Information given:
——
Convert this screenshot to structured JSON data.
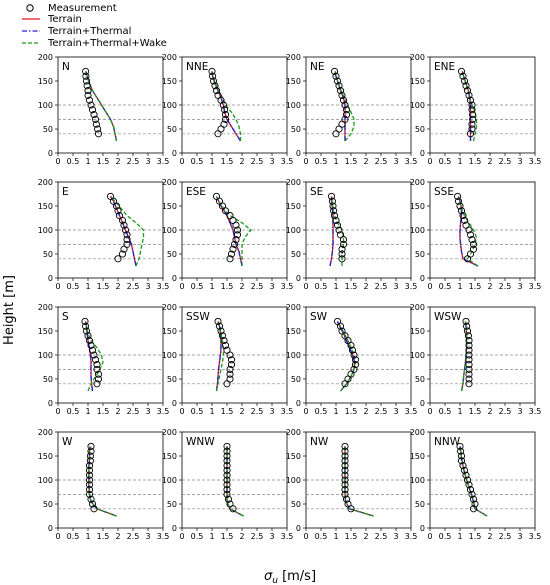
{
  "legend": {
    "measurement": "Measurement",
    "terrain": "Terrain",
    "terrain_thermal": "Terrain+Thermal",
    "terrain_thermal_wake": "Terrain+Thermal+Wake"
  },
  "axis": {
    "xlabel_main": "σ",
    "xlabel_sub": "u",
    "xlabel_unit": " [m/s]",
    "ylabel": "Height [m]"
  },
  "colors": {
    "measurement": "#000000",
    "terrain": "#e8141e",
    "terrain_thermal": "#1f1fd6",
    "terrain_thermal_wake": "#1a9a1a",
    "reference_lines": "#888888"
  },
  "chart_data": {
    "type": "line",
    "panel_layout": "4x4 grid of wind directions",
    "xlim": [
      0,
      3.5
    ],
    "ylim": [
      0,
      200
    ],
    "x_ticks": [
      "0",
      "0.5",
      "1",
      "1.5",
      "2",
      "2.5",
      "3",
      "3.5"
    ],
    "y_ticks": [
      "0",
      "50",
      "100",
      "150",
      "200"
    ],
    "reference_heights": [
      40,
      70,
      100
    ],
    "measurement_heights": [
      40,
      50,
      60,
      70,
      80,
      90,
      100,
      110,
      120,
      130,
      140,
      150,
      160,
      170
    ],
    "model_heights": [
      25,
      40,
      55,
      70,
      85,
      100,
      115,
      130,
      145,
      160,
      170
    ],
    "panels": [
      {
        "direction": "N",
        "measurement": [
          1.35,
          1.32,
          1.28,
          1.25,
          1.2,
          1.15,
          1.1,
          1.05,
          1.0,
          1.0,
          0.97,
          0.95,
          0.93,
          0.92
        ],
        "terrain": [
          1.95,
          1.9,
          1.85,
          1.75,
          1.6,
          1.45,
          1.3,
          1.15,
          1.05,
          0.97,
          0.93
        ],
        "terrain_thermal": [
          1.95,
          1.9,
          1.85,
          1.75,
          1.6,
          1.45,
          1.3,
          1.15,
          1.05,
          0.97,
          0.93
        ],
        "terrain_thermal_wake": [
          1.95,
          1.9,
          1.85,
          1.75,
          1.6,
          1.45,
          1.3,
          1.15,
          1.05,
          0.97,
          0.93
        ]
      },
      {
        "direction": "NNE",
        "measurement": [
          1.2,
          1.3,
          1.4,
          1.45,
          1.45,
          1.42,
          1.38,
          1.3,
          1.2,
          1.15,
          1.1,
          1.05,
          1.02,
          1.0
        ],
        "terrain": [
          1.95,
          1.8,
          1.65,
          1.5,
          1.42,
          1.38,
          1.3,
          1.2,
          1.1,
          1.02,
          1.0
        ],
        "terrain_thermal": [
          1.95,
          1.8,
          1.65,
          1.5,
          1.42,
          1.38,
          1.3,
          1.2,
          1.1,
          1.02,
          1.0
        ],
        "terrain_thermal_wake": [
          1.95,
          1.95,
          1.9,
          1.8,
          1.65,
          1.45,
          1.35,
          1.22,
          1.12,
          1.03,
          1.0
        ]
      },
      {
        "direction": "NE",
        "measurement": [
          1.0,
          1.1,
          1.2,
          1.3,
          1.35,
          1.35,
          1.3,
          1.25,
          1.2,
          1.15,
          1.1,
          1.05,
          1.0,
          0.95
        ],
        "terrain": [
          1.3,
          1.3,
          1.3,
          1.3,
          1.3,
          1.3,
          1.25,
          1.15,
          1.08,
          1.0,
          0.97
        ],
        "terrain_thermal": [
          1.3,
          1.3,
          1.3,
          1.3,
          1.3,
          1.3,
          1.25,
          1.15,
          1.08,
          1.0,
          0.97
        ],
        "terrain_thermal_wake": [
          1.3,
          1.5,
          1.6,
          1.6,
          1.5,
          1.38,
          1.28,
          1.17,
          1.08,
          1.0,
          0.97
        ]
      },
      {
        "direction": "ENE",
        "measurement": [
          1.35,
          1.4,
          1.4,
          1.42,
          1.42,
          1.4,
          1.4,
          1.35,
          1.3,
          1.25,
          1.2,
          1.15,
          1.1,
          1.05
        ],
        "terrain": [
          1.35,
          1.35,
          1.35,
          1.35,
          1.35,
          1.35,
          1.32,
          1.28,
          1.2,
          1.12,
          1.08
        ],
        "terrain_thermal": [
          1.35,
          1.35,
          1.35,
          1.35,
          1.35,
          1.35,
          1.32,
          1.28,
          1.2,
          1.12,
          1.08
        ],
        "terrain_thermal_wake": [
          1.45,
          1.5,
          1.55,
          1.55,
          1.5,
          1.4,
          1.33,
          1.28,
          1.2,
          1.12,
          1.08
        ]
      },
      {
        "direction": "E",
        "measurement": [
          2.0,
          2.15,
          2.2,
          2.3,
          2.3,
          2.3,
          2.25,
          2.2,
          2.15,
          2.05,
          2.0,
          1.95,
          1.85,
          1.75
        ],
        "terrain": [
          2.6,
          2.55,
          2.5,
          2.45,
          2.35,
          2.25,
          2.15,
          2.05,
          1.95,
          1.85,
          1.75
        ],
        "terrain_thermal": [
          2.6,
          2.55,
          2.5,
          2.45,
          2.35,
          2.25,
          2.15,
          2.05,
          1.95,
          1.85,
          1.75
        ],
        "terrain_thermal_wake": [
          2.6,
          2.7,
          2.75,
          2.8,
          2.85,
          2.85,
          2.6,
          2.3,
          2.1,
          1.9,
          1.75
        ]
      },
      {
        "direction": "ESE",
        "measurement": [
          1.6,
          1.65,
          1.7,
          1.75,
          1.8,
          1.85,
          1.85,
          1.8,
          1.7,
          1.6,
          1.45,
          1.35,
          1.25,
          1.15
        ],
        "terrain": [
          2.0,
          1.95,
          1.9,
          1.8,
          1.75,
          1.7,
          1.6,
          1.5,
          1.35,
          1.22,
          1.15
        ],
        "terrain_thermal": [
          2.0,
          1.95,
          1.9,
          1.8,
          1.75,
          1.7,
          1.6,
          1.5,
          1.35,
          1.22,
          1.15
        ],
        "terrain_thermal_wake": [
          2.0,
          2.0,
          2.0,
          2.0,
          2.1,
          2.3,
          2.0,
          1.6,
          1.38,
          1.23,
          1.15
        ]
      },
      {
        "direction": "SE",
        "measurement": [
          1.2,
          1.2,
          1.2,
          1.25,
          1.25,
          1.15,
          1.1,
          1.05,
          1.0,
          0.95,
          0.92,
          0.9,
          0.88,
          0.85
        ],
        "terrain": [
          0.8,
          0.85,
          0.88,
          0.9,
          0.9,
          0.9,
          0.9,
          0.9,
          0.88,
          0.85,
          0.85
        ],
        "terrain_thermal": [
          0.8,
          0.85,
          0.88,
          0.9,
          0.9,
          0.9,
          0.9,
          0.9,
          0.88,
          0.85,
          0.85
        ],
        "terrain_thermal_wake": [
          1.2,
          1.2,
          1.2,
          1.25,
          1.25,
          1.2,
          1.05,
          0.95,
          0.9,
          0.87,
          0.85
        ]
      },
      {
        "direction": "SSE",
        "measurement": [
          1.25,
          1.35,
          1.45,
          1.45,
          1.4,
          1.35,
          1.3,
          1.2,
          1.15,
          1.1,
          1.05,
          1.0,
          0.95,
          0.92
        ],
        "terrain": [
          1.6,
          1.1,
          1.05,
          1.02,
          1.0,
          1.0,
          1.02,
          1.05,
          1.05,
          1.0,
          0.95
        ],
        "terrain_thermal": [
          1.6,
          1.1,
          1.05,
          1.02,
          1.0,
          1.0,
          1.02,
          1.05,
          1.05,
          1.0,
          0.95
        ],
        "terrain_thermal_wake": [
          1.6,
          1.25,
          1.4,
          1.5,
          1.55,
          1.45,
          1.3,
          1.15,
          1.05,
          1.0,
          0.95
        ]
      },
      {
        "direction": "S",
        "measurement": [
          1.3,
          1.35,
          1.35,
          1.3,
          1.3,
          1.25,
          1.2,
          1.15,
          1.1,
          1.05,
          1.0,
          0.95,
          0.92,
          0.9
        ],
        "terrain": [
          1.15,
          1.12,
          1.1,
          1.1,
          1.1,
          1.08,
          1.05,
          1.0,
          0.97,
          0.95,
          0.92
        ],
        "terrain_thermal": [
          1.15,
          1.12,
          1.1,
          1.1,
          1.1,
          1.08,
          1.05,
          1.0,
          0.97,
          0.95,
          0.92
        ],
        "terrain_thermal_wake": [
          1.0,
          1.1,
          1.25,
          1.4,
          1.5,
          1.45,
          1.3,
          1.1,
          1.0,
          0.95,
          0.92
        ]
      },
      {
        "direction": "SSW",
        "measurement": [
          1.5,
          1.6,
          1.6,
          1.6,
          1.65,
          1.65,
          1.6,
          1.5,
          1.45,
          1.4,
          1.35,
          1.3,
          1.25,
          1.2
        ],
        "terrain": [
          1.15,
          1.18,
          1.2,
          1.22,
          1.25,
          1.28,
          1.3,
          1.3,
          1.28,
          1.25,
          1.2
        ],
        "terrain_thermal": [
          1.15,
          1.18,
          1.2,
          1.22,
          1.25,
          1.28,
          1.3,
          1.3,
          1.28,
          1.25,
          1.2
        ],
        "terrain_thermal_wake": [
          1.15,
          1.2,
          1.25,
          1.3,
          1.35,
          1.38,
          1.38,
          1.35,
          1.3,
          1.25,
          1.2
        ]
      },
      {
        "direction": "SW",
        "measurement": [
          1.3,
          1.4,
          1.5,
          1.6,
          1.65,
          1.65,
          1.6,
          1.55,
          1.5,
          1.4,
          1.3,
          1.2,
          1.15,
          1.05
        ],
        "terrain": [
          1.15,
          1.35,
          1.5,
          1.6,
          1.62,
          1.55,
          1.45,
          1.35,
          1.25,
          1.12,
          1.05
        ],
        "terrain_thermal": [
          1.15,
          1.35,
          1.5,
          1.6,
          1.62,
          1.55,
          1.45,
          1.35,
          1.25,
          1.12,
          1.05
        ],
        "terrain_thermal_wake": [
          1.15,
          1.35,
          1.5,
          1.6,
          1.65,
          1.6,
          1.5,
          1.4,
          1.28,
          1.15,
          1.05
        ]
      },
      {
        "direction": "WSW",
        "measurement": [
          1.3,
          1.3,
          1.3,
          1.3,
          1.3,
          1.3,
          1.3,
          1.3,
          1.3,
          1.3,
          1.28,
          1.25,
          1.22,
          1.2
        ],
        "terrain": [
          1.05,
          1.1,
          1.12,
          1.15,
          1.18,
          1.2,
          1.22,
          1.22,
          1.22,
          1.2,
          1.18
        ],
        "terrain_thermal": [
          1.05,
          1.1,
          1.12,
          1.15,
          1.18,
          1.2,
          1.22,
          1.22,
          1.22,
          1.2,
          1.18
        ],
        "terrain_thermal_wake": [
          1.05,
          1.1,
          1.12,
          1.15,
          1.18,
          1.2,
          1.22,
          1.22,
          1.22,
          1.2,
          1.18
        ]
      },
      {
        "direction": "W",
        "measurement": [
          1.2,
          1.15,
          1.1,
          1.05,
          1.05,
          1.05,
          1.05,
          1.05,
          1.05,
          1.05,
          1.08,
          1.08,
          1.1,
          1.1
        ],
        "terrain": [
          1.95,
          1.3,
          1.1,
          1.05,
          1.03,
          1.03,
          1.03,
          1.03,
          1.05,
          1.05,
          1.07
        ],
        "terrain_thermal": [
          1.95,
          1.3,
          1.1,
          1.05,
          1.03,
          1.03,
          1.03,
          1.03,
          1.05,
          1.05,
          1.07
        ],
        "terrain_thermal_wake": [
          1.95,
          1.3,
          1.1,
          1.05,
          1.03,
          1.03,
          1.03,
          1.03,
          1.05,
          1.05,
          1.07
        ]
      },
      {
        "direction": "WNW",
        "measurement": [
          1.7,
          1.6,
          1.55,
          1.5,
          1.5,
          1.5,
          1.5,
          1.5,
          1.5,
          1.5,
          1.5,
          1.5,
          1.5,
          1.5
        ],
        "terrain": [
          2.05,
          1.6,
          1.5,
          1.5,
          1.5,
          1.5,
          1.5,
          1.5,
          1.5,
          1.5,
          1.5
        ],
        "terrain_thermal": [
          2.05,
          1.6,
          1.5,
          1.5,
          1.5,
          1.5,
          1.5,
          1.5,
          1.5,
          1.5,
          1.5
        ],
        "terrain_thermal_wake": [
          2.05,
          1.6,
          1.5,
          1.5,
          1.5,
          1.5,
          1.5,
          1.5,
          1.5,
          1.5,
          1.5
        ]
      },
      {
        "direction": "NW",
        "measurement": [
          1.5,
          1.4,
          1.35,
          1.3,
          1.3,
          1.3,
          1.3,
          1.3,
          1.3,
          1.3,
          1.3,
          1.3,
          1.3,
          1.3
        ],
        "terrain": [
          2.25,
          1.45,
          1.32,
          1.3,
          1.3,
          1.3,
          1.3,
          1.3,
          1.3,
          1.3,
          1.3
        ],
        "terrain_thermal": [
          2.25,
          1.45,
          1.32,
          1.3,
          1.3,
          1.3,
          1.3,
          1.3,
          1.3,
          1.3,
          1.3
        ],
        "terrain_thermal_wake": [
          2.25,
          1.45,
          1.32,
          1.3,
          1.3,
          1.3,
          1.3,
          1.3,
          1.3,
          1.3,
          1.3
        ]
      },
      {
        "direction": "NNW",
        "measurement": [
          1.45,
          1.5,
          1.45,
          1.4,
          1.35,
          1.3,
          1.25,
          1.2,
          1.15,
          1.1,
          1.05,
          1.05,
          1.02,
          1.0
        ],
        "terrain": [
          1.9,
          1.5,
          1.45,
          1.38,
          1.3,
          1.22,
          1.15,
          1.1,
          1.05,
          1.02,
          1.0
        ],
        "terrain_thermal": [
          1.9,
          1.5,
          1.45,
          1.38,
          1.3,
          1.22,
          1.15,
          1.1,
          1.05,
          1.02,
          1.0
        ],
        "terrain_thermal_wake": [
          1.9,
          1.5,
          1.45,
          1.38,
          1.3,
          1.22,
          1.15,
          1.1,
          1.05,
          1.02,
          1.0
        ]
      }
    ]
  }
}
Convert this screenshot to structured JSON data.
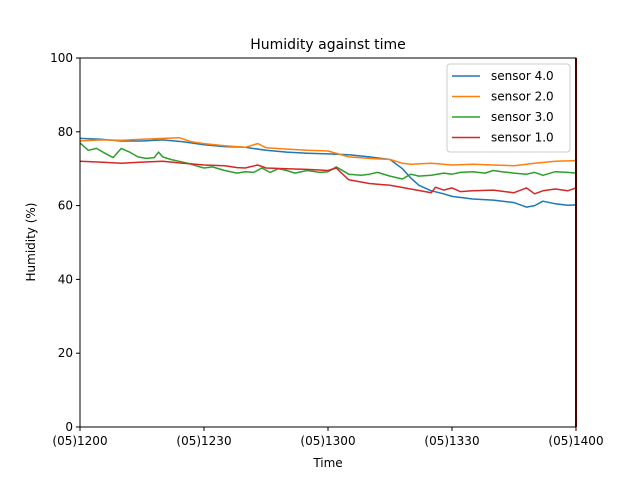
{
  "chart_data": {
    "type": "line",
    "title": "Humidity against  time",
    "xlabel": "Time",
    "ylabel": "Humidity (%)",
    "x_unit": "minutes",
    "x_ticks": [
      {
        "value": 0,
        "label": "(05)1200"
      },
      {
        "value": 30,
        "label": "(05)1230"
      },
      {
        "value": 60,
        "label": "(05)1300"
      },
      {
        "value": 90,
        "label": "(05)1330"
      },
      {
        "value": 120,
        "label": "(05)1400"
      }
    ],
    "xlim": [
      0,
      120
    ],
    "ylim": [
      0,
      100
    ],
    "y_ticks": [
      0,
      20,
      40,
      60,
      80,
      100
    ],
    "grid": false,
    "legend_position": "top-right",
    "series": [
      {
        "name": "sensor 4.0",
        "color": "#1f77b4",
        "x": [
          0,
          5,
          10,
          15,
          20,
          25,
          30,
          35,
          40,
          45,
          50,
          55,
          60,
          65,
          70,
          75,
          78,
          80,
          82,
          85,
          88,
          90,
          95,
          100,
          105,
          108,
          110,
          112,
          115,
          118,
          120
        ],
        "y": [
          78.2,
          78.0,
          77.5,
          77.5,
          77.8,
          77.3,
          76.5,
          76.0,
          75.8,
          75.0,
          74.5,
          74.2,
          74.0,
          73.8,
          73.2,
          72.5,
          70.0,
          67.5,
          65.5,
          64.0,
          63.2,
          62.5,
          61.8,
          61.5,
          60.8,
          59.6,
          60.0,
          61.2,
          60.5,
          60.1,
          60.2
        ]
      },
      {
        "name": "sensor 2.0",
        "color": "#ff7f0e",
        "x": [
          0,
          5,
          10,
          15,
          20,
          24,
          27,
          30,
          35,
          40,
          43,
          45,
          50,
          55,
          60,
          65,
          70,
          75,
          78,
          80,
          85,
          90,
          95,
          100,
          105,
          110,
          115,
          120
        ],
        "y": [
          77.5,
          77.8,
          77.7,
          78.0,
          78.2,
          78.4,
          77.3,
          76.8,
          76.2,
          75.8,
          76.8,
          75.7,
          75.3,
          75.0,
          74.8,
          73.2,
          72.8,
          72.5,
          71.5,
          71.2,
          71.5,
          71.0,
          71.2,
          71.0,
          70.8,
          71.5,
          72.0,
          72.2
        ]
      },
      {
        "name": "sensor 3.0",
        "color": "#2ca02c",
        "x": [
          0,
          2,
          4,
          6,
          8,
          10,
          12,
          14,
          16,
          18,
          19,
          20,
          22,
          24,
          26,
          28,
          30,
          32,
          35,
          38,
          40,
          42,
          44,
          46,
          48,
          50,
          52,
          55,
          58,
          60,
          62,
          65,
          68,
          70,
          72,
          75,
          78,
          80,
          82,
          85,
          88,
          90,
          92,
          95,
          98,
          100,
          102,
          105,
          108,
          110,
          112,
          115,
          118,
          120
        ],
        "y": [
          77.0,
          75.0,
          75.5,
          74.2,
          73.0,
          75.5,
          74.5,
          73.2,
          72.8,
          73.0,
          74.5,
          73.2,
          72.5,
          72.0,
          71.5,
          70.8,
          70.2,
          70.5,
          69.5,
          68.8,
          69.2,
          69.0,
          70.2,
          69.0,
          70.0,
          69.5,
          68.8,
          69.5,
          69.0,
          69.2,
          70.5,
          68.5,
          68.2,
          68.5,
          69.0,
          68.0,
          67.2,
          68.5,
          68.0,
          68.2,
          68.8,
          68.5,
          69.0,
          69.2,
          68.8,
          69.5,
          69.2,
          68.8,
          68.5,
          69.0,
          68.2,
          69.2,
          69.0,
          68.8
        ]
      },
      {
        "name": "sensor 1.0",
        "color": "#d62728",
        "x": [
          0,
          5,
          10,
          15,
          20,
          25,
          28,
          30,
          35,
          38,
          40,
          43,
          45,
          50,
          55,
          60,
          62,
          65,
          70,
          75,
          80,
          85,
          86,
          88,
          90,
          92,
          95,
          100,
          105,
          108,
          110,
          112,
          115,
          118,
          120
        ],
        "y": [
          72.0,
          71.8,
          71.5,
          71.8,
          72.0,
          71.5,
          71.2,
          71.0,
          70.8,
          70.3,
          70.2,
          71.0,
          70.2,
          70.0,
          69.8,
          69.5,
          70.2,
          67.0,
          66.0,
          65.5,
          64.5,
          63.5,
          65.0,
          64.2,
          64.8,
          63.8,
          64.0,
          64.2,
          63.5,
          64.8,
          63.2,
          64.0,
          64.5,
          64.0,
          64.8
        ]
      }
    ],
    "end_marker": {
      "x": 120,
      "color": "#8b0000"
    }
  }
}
——
Written exercise:
Gather each line of the listing containing the word "Humidity" and show it.

Expected answer:
    "title": "Humidity against  time",
    "ylabel": "Humidity (%)",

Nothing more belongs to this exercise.